**Raw records:**
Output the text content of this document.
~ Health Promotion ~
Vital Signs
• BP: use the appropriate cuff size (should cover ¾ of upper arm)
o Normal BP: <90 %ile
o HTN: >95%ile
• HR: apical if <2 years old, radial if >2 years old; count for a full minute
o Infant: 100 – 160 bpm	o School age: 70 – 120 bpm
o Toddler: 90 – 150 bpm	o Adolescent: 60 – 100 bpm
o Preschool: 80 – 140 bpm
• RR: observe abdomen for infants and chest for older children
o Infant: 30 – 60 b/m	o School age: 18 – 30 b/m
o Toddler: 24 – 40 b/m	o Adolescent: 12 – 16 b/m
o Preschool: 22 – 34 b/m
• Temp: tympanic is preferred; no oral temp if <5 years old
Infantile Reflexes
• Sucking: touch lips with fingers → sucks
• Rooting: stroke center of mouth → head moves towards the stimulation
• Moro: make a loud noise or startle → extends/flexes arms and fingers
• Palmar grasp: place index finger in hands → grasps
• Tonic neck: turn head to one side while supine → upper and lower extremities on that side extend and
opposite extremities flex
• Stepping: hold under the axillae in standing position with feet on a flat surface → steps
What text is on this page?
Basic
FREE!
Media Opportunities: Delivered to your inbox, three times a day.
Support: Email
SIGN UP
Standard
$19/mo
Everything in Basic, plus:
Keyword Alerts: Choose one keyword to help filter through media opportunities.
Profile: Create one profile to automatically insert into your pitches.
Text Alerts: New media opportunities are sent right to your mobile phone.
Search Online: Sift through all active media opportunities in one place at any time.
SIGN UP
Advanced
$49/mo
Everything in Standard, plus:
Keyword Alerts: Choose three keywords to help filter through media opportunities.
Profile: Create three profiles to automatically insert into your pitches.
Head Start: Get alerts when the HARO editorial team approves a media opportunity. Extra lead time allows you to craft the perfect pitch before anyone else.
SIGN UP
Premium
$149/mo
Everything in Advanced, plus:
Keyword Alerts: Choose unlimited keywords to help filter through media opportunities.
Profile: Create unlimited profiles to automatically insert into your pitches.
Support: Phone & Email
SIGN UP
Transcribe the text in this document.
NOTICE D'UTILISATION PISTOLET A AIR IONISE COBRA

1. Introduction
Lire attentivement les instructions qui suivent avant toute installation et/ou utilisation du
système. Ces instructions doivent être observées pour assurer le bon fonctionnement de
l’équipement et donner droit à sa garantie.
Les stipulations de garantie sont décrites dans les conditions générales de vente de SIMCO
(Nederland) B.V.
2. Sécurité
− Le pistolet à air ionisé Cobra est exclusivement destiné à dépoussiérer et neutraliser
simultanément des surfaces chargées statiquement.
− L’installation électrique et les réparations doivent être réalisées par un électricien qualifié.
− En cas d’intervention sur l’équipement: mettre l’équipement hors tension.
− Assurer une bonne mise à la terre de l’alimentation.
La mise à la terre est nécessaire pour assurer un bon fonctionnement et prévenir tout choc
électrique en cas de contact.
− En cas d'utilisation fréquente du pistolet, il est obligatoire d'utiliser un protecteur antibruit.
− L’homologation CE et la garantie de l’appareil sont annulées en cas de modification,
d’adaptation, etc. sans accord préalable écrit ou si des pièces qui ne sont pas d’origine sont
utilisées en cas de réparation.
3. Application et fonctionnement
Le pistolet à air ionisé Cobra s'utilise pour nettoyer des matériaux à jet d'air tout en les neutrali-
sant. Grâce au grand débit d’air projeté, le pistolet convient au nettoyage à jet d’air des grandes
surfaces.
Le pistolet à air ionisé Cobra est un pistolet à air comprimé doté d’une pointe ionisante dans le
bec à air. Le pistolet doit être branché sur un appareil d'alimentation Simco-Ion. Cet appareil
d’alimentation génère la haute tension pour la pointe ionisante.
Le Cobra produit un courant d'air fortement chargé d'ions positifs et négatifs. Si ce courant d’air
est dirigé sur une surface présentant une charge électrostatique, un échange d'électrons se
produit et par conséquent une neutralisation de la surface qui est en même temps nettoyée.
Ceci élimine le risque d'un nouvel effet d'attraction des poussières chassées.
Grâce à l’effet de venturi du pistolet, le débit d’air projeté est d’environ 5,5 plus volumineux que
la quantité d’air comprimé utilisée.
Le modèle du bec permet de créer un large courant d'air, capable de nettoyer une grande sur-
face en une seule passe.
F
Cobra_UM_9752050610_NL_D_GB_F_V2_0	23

**What is asked:** Repeat the records above exactly, leaving none out.

**Full answer:**
Output the text content of this document.
~ Health Promotion ~
Vital Signs
• BP: use the appropriate cuff size (should cover ¾ of upper arm)
o Normal BP: <90 %ile
o HTN: >95%ile
• HR: apical if <2 years old, radial if >2 years old; count for a full minute
o Infant: 100 – 160 bpm	o School age: 70 – 120 bpm
o Toddler: 90 – 150 bpm	o Adolescent: 60 – 100 bpm
o Preschool: 80 – 140 bpm
• RR: observe abdomen for infants and chest for older children
o Infant: 30 – 60 b/m	o School age: 18 – 30 b/m
o Toddler: 24 – 40 b/m	o Adolescent: 12 – 16 b/m
o Preschool: 22 – 34 b/m
• Temp: tympanic is preferred; no oral temp if <5 years old
Infantile Reflexes
• Sucking: touch lips with fingers → sucks
• Rooting: stroke center of mouth → head moves towards the stimulation
• Moro: make a loud noise or startle → extends/flexes arms and fingers
• Palmar grasp: place index finger in hands → grasps
• Tonic neck: turn head to one side while supine → upper and lower extremities on that side extend and
opposite extremities flex
• Stepping: hold under the axillae in standing position with feet on a flat surface → steps
What text is on this page?
Basic
FREE!
Media Opportunities: Delivered to your inbox, three times a day.
Support: Email
SIGN UP
Standard
$19/mo
Everything in Basic, plus:
Keyword Alerts: Choose one keyword to help filter through media opportunities.
Profile: Create one profile to automatically insert into your pitches.
Text Alerts: New media opportunities are sent right to your mobile phone.
Search Online: Sift through all active media opportunities in one place at any time.
SIGN UP
Advanced
$49/mo
Everything in Standard, plus:
Keyword Alerts: Choose three keywords to help filter through media opportunities.
Profile: Create three profiles to automatically insert into your pitches.
Head Start: Get alerts when the HARO editorial team approves a media opportunity. Extra lead time allows you to craft the perfect pitch before anyone else.
SIGN UP
Premium
$149/mo
Everything in Advanced, plus:
Keyword Alerts: Choose unlimited keywords to help filter through media opportunities.
Profile: Create unlimited profiles to automatically insert into your pitches.
Support: Phone & Email
SIGN UP
Transcribe the text in this document.
NOTICE D'UTILISATION PISTOLET A AIR IONISE COBRA

1. Introduction
Lire attentivement les instructions qui suivent avant toute installation et/ou utilisation du
système. Ces instructions doivent être observées pour assurer le bon fonctionnement de
l’équipement et donner droit à sa garantie.
Les stipulations de garantie sont décrites dans les conditions générales de vente de SIMCO
(Nederland) B.V.
2. Sécurité
− Le pistolet à air ionisé Cobra est exclusivement destiné à dépoussiérer et neutraliser
simultanément des surfaces chargées statiquement.
− L’installation électrique et les réparations doivent être réalisées par un électricien qualifié.
− En cas d’intervention sur l’équipement: mettre l’équipement hors tension.
− Assurer une bonne mise à la terre de l’alimentation.
La mise à la terre est nécessaire pour assurer un bon fonctionnement et prévenir tout choc
électrique en cas de contact.
− En cas d'utilisation fréquente du pistolet, il est obligatoire d'utiliser un protecteur antibruit.
− L’homologation CE et la garantie de l’appareil sont annulées en cas de modification,
d’adaptation, etc. sans accord préalable écrit ou si des pièces qui ne sont pas d’origine sont
utilisées en cas de réparation.
3. Application et fonctionnement
Le pistolet à air ionisé Cobra s'utilise pour nettoyer des matériaux à jet d'air tout en les neutrali-
sant. Grâce au grand débit d’air projeté, le pistolet convient au nettoyage à jet d’air des grandes
surfaces.
Le pistolet à air ionisé Cobra est un pistolet à air comprimé doté d’une pointe ionisante dans le
bec à air. Le pistolet doit être branché sur un appareil d'alimentation Simco-Ion. Cet appareil
d’alimentation génère la haute tension pour la pointe ionisante.
Le Cobra produit un courant d'air fortement chargé d'ions positifs et négatifs. Si ce courant d’air
est dirigé sur une surface présentant une charge électrostatique, un échange d'électrons se
produit et par conséquent une neutralisation de la surface qui est en même temps nettoyée.
Ceci élimine le risque d'un nouvel effet d'attraction des poussières chassées.
Grâce à l’effet de venturi du pistolet, le débit d’air projeté est d’environ 5,5 plus volumineux que
la quantité d’air comprimé utilisée.
Le modèle du bec permet de créer un large courant d'air, capable de nettoyer une grande sur-
face en une seule passe.
F
Cobra_UM_9752050610_NL_D_GB_F_V2_0	23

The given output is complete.